Dataset records
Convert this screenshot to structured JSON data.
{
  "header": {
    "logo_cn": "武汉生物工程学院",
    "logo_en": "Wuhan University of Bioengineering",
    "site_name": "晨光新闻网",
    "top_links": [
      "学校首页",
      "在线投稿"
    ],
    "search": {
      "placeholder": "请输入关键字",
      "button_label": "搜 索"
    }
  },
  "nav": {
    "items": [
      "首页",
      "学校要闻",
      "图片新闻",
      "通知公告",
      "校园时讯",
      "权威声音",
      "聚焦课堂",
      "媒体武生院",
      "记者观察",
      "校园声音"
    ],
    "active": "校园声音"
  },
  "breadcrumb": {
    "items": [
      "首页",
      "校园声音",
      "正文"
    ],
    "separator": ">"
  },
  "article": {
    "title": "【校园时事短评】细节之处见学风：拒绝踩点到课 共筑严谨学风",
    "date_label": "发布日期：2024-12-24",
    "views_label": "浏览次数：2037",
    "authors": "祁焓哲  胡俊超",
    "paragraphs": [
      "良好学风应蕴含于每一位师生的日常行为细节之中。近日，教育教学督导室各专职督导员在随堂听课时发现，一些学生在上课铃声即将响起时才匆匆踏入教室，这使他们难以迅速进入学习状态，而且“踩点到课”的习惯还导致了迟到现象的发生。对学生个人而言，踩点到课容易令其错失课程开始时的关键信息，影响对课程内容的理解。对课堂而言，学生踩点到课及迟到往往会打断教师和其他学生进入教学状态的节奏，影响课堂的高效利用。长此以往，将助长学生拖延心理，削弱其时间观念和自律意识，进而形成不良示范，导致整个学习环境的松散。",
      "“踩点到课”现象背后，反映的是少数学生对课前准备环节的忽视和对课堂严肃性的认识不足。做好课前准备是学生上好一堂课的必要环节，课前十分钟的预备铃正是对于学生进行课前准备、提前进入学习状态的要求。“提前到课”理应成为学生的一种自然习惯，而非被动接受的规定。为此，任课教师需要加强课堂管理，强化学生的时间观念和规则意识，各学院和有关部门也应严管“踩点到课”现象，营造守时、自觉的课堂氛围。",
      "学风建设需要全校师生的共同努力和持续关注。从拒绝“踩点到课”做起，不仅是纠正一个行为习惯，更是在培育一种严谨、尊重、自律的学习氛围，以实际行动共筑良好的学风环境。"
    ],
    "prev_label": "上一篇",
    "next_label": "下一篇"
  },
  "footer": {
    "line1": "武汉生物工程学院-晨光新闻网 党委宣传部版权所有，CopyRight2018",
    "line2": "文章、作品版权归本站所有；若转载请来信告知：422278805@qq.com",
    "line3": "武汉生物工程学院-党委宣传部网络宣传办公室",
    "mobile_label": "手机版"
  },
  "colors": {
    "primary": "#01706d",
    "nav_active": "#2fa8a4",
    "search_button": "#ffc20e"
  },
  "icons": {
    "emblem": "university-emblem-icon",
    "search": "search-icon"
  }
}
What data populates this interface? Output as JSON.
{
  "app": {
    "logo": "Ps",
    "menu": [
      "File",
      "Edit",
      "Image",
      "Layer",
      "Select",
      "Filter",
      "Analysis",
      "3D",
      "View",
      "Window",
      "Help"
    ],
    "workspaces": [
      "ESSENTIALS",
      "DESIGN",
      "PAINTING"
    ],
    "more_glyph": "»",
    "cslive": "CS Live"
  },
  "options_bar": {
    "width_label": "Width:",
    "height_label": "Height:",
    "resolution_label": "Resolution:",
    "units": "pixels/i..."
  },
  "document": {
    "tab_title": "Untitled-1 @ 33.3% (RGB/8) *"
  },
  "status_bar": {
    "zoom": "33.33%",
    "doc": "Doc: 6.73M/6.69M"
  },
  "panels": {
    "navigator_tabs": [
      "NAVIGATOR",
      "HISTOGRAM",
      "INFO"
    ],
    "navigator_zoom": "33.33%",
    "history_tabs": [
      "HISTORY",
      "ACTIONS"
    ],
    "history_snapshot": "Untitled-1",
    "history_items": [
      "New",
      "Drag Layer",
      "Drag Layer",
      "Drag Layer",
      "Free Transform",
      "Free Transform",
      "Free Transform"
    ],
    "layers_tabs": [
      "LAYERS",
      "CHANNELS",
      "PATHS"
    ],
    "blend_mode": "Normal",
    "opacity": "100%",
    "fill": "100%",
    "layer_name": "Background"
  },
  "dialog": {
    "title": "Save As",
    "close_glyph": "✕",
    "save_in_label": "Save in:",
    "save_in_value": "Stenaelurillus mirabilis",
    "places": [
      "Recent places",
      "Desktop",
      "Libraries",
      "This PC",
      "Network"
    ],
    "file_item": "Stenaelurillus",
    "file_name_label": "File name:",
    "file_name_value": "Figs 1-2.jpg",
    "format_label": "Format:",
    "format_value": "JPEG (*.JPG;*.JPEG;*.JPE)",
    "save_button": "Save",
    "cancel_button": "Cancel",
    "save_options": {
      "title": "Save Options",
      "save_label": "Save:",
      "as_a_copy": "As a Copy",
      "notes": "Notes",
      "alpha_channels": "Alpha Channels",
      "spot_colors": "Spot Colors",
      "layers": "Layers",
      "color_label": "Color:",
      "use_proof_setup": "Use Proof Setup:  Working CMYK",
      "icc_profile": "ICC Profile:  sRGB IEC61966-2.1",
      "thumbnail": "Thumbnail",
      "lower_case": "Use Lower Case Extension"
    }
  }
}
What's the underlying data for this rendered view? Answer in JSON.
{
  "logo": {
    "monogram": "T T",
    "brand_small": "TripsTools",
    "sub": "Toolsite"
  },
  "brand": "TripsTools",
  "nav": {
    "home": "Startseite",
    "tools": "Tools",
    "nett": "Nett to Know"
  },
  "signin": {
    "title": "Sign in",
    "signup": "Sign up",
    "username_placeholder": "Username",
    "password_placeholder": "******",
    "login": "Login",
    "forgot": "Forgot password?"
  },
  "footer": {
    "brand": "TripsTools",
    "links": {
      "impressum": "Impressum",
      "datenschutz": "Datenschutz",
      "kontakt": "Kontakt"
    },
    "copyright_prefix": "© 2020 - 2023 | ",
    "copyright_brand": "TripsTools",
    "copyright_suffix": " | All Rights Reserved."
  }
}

_Task instructions:_ Gather and return every line that holds the string "Untitled".

_Task solution:_
    "tab_title": "Untitled-1 @ 33.3% (RGB/8) *"
    "history_snapshot": "Untitled-1",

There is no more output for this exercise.